Material for the task:
***
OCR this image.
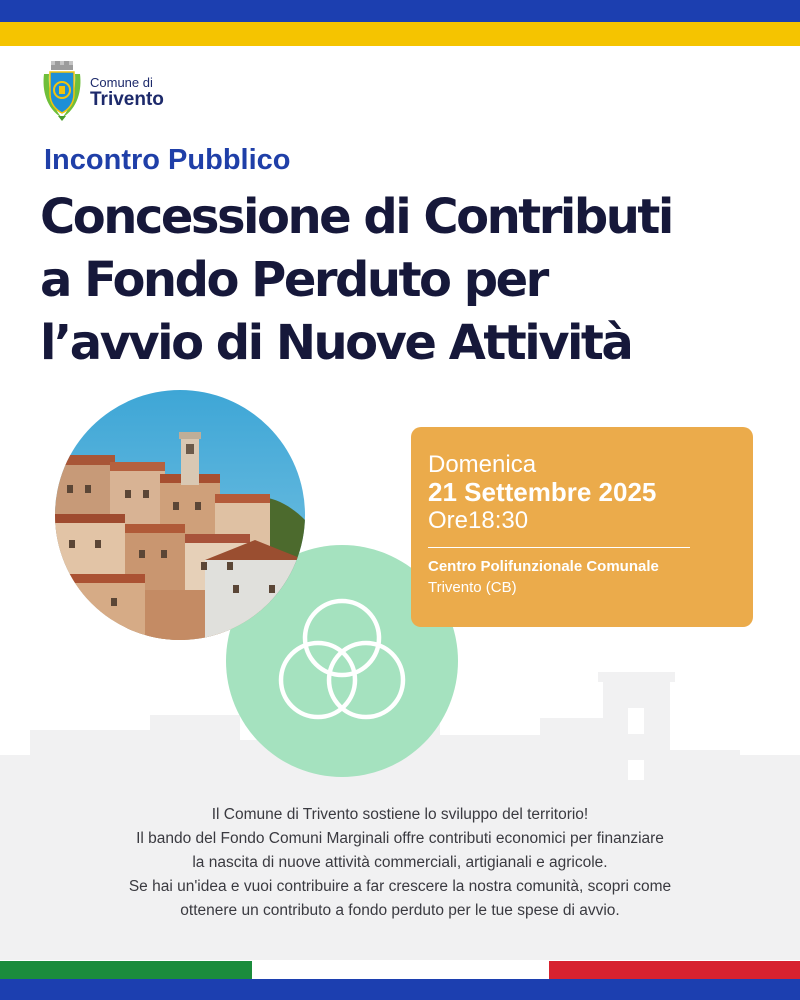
Comune di
Trivento
Incontro Pubblico
Concessione di Contributi
a Fondo Perduto per
l’avvio di Nuove Attività
Domenica
21 Settembre 2025
Ore18:30
Centro Polifunzionale Comunale
Trivento (CB)
Il Comune di Trivento sostiene lo sviluppo del territorio!
Il bando del Fondo Comuni Marginali offre contributi economici per finanziare
la nascita di nuove attività commerciali, artigianali e agricole.
Se hai un'idea e vuoi contribuire a far crescere la nostra comunità, scopri come
ottenere un contributo a fondo perduto per le tue spese di avvio.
***
The task: Quote the listing above in full, except for the pictures.

Solution:
OCR this image.
Comune di
Trivento
Incontro Pubblico
Concessione di Contributi
a Fondo Perduto per
l’avvio di Nuove Attività
Domenica
21 Settembre 2025
Ore18:30
Centro Polifunzionale Comunale
Trivento (CB)
Il Comune di Trivento sostiene lo sviluppo del territorio!
Il bando del Fondo Comuni Marginali offre contributi economici per finanziare
la nascita di nuove attività commerciali, artigianali e agricole.
Se hai un'idea e vuoi contribuire a far crescere la nostra comunità, scopri come
ottenere un contributo a fondo perduto per le tue spese di avvio.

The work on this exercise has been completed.